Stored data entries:
+===+

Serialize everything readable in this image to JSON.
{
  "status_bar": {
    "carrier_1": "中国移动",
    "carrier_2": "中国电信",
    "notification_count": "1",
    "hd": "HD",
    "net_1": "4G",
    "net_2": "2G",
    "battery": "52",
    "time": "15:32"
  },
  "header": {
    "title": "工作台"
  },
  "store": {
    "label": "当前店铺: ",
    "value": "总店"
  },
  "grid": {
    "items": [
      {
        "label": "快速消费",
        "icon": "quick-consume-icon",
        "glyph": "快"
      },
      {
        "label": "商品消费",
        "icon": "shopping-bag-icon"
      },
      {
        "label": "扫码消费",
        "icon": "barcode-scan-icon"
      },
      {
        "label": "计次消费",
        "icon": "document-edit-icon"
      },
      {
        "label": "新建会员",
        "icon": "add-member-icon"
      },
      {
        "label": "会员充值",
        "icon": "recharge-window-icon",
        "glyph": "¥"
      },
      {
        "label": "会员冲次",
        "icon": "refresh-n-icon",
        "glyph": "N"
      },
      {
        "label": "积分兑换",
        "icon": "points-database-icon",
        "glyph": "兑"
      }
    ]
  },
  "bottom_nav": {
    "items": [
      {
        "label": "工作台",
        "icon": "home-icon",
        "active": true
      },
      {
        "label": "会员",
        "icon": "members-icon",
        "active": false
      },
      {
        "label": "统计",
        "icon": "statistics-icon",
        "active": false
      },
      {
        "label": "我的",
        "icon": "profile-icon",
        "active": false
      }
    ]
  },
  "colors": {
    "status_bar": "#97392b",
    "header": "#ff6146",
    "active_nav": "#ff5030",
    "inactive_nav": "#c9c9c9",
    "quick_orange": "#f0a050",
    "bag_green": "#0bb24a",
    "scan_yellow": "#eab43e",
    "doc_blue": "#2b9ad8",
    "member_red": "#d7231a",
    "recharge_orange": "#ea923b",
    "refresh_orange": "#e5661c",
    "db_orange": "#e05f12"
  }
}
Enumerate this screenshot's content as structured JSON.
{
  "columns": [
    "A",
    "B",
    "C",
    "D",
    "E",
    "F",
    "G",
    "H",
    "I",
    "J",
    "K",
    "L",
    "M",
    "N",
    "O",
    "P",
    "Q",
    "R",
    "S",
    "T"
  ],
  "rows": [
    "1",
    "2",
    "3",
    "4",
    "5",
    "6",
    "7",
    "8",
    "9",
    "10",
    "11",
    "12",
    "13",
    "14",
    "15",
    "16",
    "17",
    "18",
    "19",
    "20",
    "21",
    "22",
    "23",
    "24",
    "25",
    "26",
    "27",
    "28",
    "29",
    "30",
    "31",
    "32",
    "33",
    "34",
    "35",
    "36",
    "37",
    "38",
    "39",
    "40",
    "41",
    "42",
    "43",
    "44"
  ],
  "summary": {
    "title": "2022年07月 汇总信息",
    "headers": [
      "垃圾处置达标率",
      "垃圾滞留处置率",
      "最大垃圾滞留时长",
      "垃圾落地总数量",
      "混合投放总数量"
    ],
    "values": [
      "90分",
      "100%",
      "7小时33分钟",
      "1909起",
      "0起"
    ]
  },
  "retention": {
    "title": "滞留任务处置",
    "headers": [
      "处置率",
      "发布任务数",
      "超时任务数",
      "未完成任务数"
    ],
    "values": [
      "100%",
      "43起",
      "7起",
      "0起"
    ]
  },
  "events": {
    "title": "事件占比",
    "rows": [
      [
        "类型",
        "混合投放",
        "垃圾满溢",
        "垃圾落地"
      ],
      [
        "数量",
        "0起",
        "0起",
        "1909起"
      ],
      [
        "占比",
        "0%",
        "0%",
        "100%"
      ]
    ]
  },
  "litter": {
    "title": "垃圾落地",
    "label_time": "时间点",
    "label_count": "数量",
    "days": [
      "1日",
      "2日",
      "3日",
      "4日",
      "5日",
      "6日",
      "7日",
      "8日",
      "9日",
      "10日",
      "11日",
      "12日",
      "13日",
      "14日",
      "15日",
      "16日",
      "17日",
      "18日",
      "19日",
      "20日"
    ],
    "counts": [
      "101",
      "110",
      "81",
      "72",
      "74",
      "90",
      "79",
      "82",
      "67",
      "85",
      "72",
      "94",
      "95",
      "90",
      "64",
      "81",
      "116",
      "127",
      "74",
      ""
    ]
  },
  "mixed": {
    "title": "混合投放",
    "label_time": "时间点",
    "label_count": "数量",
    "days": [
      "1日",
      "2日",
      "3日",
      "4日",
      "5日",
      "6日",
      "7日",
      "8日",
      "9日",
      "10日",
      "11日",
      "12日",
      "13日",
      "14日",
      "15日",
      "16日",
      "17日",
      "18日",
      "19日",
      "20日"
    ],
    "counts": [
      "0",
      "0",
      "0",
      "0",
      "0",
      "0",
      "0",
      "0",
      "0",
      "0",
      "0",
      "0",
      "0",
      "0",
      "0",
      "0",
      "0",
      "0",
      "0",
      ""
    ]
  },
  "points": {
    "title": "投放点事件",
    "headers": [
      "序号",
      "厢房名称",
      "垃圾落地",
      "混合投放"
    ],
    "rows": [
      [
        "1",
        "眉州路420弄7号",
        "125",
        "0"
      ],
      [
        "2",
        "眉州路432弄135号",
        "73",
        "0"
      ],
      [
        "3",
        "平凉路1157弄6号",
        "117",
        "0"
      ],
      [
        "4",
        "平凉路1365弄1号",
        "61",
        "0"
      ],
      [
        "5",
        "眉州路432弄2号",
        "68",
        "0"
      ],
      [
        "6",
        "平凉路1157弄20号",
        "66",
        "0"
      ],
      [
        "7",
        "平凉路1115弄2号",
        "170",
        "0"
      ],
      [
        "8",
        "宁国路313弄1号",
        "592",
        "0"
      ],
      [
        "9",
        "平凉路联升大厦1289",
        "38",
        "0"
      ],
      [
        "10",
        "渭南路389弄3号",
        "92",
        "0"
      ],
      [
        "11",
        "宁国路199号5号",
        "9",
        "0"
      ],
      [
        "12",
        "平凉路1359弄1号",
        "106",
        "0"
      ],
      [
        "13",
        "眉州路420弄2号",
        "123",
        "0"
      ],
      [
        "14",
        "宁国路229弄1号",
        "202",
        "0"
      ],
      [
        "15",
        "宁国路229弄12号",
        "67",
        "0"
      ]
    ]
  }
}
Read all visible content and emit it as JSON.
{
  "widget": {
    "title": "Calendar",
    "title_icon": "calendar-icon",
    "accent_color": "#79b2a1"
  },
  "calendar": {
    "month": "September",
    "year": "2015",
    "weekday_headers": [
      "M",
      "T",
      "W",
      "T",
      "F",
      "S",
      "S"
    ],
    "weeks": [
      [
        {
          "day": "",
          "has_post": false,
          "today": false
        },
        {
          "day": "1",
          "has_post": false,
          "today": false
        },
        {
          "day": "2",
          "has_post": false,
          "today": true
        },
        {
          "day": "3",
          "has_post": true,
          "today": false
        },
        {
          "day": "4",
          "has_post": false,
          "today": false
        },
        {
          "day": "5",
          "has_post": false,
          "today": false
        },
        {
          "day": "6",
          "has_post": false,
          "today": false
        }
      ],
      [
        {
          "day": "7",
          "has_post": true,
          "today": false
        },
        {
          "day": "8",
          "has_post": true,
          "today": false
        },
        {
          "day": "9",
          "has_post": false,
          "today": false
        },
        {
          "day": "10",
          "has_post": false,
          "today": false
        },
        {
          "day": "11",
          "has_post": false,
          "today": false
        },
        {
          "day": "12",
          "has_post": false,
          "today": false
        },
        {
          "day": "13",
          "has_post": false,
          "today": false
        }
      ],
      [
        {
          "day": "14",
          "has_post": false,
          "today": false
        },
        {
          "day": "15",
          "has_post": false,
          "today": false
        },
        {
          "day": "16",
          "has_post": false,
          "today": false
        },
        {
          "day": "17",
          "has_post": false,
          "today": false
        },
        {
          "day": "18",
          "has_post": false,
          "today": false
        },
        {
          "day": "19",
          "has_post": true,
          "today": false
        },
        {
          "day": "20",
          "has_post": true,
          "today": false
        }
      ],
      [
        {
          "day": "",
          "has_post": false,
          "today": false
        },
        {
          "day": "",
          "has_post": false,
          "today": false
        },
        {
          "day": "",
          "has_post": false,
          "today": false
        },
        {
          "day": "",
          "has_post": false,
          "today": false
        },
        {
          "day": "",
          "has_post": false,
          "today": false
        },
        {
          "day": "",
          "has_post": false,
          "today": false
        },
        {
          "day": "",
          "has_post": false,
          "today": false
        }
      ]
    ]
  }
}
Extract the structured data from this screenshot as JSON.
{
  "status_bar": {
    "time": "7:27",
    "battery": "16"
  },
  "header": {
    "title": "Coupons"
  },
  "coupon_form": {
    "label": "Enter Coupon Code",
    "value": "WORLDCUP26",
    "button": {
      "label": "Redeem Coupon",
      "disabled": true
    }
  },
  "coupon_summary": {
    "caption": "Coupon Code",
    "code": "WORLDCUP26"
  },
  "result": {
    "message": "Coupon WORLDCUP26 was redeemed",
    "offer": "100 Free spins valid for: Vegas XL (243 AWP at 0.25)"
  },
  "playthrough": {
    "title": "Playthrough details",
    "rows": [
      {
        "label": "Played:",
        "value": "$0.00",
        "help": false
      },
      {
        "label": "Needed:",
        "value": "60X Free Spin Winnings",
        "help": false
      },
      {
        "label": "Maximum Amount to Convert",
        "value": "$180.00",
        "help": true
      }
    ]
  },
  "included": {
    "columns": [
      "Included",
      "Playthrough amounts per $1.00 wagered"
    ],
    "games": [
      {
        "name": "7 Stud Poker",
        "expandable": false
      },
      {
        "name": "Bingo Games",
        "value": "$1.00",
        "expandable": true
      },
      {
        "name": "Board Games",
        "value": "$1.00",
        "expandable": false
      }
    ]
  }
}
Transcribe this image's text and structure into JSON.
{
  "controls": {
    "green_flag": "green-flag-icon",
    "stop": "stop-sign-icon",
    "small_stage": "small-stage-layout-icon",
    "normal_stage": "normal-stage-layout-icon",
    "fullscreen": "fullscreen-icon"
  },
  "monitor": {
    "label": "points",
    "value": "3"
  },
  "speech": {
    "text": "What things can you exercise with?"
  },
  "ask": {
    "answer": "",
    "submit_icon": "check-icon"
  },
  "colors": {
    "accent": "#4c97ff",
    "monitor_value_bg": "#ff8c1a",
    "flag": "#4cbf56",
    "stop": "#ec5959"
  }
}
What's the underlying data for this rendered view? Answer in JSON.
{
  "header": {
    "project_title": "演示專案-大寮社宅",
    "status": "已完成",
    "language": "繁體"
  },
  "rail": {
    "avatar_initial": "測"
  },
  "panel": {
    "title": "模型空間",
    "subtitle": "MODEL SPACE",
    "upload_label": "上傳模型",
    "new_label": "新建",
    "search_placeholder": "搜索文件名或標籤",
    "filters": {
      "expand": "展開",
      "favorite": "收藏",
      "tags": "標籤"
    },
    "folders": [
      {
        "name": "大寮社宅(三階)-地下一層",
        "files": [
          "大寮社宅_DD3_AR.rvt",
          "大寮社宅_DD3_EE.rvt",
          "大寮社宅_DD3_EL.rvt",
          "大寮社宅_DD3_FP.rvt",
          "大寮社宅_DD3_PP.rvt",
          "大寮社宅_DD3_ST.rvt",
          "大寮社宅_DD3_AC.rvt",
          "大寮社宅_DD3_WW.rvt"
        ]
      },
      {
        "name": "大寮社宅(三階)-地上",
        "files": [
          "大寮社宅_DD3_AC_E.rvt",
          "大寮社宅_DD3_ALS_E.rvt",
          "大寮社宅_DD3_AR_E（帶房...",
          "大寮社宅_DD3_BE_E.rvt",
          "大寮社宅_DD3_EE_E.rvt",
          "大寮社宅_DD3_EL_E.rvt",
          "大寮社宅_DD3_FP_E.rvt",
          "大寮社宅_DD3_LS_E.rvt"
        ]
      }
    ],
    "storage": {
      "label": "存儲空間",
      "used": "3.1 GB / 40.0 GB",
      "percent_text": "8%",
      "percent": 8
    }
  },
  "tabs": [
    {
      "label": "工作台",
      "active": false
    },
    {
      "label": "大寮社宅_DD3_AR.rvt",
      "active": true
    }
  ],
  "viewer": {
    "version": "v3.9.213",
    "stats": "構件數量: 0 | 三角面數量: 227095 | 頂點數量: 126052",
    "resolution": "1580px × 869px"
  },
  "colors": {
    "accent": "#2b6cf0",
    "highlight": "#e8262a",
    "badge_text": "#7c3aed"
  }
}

+===+

EXERCISE OBJECTIVE: Show all lines above holding "stage".

SOLVED PROBLEM:
    "small_stage": "small-stage-layout-icon",
    "normal_stage": "normal-stage-layout-icon",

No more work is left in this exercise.